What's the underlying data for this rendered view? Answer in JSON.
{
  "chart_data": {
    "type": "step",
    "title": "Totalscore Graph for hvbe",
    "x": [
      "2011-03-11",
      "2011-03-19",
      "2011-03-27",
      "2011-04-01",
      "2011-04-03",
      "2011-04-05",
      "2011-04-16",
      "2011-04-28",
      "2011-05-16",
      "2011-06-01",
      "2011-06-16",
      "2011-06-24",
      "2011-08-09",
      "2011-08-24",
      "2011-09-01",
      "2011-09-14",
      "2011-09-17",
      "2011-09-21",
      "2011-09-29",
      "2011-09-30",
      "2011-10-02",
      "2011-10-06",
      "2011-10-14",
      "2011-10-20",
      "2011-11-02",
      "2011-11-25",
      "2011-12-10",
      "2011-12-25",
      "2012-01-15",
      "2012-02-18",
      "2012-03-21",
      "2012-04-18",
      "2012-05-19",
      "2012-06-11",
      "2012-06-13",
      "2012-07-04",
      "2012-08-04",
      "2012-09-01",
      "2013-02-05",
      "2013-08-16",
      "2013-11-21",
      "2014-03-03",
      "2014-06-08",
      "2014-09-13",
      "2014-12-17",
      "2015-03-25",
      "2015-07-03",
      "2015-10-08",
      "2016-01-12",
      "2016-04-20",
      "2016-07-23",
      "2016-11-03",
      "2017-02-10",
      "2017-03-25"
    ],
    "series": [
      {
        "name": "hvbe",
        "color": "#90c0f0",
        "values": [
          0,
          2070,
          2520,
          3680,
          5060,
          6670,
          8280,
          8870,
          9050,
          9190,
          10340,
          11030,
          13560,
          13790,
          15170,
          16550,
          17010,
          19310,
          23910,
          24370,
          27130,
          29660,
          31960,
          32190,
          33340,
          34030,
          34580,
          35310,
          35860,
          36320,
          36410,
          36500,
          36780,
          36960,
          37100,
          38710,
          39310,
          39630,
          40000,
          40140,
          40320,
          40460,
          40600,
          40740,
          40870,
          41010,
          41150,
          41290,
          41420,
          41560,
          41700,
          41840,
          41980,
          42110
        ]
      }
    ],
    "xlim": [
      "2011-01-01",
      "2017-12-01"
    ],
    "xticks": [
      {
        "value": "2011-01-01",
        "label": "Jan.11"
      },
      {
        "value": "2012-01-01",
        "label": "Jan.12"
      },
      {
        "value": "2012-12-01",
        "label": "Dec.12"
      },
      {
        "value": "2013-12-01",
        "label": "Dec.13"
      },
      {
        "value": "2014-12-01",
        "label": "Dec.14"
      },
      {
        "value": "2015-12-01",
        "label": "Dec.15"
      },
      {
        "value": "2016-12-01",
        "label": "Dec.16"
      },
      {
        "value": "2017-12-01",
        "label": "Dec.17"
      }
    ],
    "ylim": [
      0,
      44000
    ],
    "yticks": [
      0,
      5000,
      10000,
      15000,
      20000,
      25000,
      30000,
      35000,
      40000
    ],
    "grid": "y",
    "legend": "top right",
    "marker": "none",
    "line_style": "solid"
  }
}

____________

What to produce: Retype each record exactly, leaving nothing out.

Complete output:
What's the underlying data for this rendered view? Answer in JSON.
{
  "chart_data": {
    "type": "step",
    "title": "Totalscore Graph for hvbe",
    "x": [
      "2011-03-11",
      "2011-03-19",
      "2011-03-27",
      "2011-04-01",
      "2011-04-03",
      "2011-04-05",
      "2011-04-16",
      "2011-04-28",
      "2011-05-16",
      "2011-06-01",
      "2011-06-16",
      "2011-06-24",
      "2011-08-09",
      "2011-08-24",
      "2011-09-01",
      "2011-09-14",
      "2011-09-17",
      "2011-09-21",
      "2011-09-29",
      "2011-09-30",
      "2011-10-02",
      "2011-10-06",
      "2011-10-14",
      "2011-10-20",
      "2011-11-02",
      "2011-11-25",
      "2011-12-10",
      "2011-12-25",
      "2012-01-15",
      "2012-02-18",
      "2012-03-21",
      "2012-04-18",
      "2012-05-19",
      "2012-06-11",
      "2012-06-13",
      "2012-07-04",
      "2012-08-04",
      "2012-09-01",
      "2013-02-05",
      "2013-08-16",
      "2013-11-21",
      "2014-03-03",
      "2014-06-08",
      "2014-09-13",
      "2014-12-17",
      "2015-03-25",
      "2015-07-03",
      "2015-10-08",
      "2016-01-12",
      "2016-04-20",
      "2016-07-23",
      "2016-11-03",
      "2017-02-10",
      "2017-03-25"
    ],
    "series": [
      {
        "name": "hvbe",
        "color": "#90c0f0",
        "values": [
          0,
          2070,
          2520,
          3680,
          5060,
          6670,
          8280,
          8870,
          9050,
          9190,
          10340,
          11030,
          13560,
          13790,
          15170,
          16550,
          17010,
          19310,
          23910,
          24370,
          27130,
          29660,
          31960,
          32190,
          33340,
          34030,
          34580,
          35310,
          35860,
          36320,
          36410,
          36500,
          36780,
          36960,
          37100,
          38710,
          39310,
          39630,
          40000,
          40140,
          40320,
          40460,
          40600,
          40740,
          40870,
          41010,
          41150,
          41290,
          41420,
          41560,
          41700,
          41840,
          41980,
          42110
        ]
      }
    ],
    "xlim": [
      "2011-01-01",
      "2017-12-01"
    ],
    "xticks": [
      {
        "value": "2011-01-01",
        "label": "Jan.11"
      },
      {
        "value": "2012-01-01",
        "label": "Jan.12"
      },
      {
        "value": "2012-12-01",
        "label": "Dec.12"
      },
      {
        "value": "2013-12-01",
        "label": "Dec.13"
      },
      {
        "value": "2014-12-01",
        "label": "Dec.14"
      },
      {
        "value": "2015-12-01",
        "label": "Dec.15"
      },
      {
        "value": "2016-12-01",
        "label": "Dec.16"
      },
      {
        "value": "2017-12-01",
        "label": "Dec.17"
      }
    ],
    "ylim": [
      0,
      44000
    ],
    "yticks": [
      0,
      5000,
      10000,
      15000,
      20000,
      25000,
      30000,
      35000,
      40000
    ],
    "grid": "y",
    "legend": "top right",
    "marker": "none",
    "line_style": "solid"
  }
}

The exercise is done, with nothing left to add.